* [What you will do] Copy all of the material below exactly.

* [Data extracted from a collection]
## Start
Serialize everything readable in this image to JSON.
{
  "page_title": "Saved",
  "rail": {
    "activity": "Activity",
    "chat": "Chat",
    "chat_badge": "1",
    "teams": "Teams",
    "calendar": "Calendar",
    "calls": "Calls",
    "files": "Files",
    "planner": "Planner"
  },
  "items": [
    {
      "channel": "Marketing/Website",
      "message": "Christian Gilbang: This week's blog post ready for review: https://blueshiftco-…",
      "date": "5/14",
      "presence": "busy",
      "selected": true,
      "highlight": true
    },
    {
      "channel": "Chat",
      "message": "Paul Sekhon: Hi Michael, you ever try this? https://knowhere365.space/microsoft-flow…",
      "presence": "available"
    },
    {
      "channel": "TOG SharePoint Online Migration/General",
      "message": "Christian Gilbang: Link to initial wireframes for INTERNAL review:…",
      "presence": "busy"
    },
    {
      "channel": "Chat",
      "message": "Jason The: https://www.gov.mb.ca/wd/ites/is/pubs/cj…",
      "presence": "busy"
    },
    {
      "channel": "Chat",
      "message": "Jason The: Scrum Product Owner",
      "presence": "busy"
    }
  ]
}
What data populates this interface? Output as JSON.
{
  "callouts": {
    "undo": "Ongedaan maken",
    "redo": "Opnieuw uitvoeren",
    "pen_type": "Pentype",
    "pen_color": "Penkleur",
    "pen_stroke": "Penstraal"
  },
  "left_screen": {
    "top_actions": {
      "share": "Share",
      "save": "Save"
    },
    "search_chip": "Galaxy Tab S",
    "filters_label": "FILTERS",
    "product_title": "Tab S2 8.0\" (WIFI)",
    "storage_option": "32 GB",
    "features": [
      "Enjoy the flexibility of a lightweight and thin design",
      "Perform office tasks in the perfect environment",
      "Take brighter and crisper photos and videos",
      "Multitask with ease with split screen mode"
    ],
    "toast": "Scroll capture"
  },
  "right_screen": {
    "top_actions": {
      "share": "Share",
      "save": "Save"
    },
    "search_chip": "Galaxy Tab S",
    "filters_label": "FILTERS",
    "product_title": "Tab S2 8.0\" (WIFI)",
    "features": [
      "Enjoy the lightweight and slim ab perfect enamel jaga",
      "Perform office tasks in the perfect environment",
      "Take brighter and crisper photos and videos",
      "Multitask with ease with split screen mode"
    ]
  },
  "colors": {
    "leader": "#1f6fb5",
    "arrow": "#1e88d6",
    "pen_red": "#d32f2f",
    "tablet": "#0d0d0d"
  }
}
## End
* [Response to this exercise]
Serialize everything readable in this image to JSON.
{
  "page_title": "Saved",
  "rail": {
    "activity": "Activity",
    "chat": "Chat",
    "chat_badge": "1",
    "teams": "Teams",
    "calendar": "Calendar",
    "calls": "Calls",
    "files": "Files",
    "planner": "Planner"
  },
  "items": [
    {
      "channel": "Marketing/Website",
      "message": "Christian Gilbang: This week's blog post ready for review: https://blueshiftco-…",
      "date": "5/14",
      "presence": "busy",
      "selected": true,
      "highlight": true
    },
    {
      "channel": "Chat",
      "message": "Paul Sekhon: Hi Michael, you ever try this? https://knowhere365.space/microsoft-flow…",
      "presence": "available"
    },
    {
      "channel": "TOG SharePoint Online Migration/General",
      "message": "Christian Gilbang: Link to initial wireframes for INTERNAL review:…",
      "presence": "busy"
    },
    {
      "channel": "Chat",
      "message": "Jason The: https://www.gov.mb.ca/wd/ites/is/pubs/cj…",
      "presence": "busy"
    },
    {
      "channel": "Chat",
      "message": "Jason The: Scrum Product Owner",
      "presence": "busy"
    }
  ]
}
What data populates this interface? Output as JSON.
{
  "callouts": {
    "undo": "Ongedaan maken",
    "redo": "Opnieuw uitvoeren",
    "pen_type": "Pentype",
    "pen_color": "Penkleur",
    "pen_stroke": "Penstraal"
  },
  "left_screen": {
    "top_actions": {
      "share": "Share",
      "save": "Save"
    },
    "search_chip": "Galaxy Tab S",
    "filters_label": "FILTERS",
    "product_title": "Tab S2 8.0\" (WIFI)",
    "storage_option": "32 GB",
    "features": [
      "Enjoy the flexibility of a lightweight and thin design",
      "Perform office tasks in the perfect environment",
      "Take brighter and crisper photos and videos",
      "Multitask with ease with split screen mode"
    ],
    "toast": "Scroll capture"
  },
  "right_screen": {
    "top_actions": {
      "share": "Share",
      "save": "Save"
    },
    "search_chip": "Galaxy Tab S",
    "filters_label": "FILTERS",
    "product_title": "Tab S2 8.0\" (WIFI)",
    "features": [
      "Enjoy the lightweight and slim ab perfect enamel jaga",
      "Perform office tasks in the perfect environment",
      "Take brighter and crisper photos and videos",
      "Multitask with ease with split screen mode"
    ]
  },
  "colors": {
    "leader": "#1f6fb5",
    "arrow": "#1e88d6",
    "pen_red": "#d32f2f",
    "tablet": "#0d0d0d"
  }
}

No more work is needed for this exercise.